GOAL:
From the data that follows, copy every line holding the string "color".

RECORDS SHOWN:

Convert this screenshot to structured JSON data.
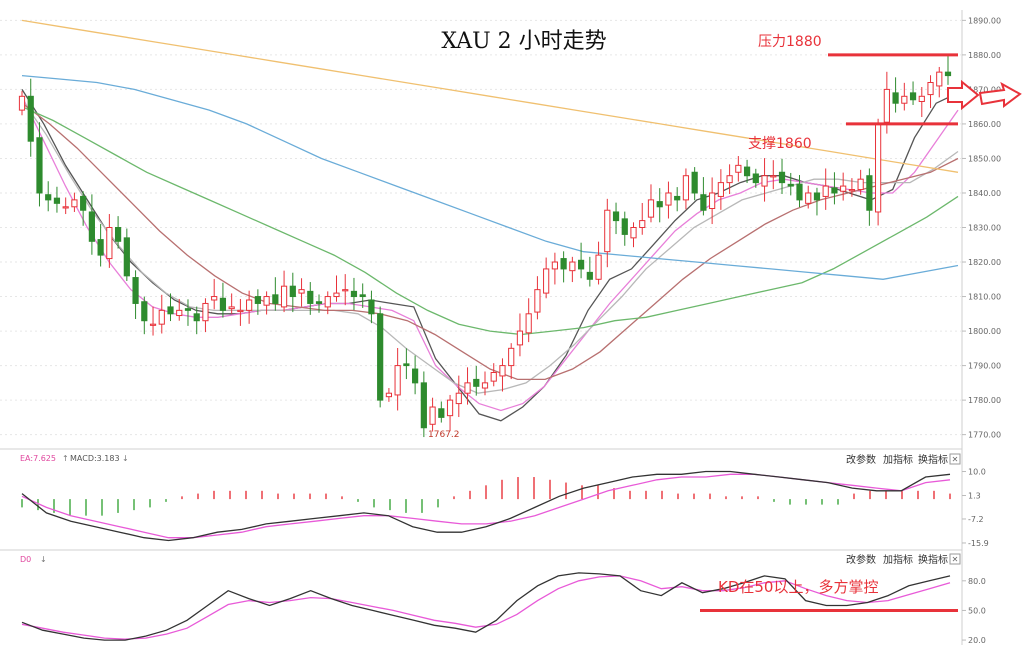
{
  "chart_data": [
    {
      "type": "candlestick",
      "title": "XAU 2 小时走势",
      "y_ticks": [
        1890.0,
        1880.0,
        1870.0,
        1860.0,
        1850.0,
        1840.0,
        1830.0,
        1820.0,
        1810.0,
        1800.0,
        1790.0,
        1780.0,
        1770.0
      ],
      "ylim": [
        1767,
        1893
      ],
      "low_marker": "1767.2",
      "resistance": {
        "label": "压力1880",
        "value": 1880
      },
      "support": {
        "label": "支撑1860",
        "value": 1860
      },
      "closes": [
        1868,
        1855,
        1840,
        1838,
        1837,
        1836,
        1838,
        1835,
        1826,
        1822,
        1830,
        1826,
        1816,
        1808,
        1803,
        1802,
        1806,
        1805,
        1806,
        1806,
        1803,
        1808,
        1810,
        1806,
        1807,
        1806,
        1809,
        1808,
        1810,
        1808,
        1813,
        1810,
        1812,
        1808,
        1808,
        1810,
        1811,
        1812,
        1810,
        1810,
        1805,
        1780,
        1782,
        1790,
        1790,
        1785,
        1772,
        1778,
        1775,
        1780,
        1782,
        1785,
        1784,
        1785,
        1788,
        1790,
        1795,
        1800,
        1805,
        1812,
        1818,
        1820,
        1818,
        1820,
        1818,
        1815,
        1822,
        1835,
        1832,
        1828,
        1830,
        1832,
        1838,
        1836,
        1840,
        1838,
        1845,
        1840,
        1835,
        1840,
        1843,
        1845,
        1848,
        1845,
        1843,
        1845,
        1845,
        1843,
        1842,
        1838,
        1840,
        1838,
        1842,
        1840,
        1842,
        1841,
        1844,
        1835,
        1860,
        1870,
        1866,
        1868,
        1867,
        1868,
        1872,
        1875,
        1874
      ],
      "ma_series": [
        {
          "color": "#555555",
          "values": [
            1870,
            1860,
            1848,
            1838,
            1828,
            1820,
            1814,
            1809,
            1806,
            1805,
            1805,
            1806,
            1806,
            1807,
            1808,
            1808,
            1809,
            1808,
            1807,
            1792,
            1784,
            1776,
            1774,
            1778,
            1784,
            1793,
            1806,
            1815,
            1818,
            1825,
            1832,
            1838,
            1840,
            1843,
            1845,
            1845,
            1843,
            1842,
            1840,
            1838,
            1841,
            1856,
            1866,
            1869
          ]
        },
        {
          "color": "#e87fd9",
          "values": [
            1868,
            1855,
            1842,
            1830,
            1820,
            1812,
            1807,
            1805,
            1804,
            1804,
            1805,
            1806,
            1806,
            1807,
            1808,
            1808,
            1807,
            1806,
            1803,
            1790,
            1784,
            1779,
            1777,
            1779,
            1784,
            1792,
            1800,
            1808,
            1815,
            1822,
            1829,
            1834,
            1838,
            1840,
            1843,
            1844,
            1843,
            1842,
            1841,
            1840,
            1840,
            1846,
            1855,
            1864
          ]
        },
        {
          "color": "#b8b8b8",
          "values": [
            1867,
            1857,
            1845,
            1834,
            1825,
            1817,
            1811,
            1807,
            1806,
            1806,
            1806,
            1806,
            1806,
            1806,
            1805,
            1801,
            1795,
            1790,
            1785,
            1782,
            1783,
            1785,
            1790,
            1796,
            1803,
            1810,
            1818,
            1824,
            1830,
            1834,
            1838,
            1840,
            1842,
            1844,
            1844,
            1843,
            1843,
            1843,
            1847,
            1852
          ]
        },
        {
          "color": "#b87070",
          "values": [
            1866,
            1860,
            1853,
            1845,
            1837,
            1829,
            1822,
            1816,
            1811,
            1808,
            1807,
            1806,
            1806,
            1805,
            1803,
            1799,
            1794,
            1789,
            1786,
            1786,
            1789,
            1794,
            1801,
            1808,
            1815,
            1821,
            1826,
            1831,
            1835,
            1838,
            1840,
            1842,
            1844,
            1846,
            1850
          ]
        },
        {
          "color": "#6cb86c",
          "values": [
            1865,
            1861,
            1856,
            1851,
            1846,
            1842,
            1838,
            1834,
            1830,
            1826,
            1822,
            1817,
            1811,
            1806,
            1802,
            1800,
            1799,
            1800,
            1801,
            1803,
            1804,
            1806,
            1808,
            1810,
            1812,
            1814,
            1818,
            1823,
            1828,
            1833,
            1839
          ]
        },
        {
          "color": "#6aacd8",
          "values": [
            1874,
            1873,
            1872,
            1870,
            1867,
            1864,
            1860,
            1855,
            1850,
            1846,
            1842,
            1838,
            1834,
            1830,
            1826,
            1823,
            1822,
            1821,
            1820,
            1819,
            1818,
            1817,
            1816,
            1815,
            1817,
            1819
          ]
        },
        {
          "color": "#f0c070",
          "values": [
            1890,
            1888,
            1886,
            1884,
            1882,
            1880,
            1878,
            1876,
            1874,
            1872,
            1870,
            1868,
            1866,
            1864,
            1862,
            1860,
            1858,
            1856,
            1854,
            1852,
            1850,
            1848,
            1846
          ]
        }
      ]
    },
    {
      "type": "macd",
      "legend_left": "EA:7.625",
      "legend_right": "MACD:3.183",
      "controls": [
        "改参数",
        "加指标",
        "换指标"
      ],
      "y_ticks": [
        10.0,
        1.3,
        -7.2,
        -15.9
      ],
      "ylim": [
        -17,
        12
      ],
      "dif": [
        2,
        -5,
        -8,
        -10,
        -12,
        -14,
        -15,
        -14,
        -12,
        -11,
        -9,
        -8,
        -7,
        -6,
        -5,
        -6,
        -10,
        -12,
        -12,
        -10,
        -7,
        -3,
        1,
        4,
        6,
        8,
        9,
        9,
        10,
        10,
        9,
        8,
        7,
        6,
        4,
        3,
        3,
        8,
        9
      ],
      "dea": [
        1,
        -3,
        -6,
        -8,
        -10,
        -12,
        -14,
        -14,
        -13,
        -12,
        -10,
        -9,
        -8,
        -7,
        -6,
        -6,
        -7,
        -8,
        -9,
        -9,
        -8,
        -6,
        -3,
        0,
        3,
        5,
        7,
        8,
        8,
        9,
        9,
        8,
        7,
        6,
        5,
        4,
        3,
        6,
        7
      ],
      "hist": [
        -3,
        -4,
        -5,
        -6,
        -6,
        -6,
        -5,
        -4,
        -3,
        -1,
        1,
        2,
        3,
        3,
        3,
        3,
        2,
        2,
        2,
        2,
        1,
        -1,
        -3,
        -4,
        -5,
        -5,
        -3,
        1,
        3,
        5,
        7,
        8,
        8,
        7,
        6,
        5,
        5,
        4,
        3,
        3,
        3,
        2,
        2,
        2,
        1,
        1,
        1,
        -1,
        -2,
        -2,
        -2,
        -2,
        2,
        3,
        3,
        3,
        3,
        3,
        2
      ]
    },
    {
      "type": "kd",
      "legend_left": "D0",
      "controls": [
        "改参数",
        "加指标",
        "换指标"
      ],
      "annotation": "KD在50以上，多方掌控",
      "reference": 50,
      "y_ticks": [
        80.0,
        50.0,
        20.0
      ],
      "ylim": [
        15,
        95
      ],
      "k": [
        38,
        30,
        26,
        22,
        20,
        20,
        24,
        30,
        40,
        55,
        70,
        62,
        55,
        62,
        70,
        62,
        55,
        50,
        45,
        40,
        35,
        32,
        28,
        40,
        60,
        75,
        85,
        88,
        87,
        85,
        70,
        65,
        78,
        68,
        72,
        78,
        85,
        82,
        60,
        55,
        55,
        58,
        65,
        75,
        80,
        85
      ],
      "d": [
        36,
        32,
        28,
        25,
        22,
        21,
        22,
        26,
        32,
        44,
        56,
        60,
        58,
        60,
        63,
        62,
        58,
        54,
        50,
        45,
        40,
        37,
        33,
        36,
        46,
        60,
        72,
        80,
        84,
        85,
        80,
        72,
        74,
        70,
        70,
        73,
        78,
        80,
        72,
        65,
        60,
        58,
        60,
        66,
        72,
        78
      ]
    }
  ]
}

FULL ANSWER:
          "color": "#555555",
          "color": "#e87fd9",
          "color": "#b8b8b8",
          "color": "#b87070",
          "color": "#6cb86c",
          "color": "#6aacd8",
          "color": "#f0c070",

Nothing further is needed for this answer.